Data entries

━━━━━━━━━━━━━━━━━━━━━━━━━━━━━━

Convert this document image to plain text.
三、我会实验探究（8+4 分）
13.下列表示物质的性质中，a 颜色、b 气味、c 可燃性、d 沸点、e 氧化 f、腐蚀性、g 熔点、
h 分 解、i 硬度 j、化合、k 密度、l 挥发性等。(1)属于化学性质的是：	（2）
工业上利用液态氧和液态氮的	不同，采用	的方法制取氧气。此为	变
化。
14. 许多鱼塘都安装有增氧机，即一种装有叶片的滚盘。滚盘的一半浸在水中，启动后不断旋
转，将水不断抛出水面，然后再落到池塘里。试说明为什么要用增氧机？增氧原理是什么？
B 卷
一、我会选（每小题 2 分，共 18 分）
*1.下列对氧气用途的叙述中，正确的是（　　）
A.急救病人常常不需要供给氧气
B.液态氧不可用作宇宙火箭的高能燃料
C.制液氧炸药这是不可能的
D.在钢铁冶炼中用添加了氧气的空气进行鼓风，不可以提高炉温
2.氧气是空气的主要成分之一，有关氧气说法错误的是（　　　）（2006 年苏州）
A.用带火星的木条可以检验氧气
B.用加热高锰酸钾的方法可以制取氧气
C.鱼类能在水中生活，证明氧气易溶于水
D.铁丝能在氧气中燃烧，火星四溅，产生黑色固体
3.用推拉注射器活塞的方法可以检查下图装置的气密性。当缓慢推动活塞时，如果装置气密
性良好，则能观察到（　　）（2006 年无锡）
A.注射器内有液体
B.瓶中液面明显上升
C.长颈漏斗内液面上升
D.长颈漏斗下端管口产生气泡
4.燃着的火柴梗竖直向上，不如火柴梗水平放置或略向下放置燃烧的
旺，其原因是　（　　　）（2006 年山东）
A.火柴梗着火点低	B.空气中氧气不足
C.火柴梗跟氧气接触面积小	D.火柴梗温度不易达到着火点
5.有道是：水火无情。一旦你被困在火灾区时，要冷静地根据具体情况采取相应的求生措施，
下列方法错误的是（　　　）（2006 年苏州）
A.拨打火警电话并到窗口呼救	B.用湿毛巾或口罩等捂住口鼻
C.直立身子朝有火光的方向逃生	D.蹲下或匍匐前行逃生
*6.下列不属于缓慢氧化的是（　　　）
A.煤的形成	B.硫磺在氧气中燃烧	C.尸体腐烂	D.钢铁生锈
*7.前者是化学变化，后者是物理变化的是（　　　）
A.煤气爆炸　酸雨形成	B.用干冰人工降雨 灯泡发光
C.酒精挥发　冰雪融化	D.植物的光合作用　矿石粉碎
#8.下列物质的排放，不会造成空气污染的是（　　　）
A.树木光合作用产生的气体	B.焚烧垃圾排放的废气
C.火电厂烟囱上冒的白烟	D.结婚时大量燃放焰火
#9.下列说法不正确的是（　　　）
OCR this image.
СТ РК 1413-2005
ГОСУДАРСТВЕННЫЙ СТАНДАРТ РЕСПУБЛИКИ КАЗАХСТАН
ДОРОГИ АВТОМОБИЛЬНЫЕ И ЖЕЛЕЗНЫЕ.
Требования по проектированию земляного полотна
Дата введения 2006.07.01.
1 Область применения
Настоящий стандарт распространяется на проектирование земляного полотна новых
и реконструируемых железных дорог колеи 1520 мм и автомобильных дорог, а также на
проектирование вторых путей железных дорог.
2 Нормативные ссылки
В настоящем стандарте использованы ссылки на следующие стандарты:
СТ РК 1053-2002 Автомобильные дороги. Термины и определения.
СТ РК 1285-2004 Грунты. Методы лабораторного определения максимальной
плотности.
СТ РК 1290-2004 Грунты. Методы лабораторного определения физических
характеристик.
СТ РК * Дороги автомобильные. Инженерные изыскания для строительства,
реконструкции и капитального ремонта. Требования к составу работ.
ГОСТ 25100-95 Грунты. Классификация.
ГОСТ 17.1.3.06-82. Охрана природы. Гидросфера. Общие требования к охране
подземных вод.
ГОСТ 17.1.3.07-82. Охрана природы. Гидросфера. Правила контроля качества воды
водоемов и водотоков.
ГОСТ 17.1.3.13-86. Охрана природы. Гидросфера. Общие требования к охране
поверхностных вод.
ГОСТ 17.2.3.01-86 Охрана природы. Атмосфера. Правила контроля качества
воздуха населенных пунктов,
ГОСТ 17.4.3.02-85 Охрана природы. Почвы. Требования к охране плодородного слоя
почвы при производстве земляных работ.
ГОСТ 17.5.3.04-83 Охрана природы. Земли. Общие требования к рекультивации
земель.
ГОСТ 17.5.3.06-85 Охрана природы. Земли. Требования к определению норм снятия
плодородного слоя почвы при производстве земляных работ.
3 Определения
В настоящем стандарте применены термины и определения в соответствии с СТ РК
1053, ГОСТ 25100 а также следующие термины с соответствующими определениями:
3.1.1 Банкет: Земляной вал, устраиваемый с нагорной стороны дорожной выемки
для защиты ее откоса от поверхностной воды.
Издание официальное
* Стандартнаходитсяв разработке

━━━━━━━━━━━━━━━━━━━━━━━━━━━━━━

Exercise:
What is the number of lines containing "качества"? Give that number only.

Answer to this task:
2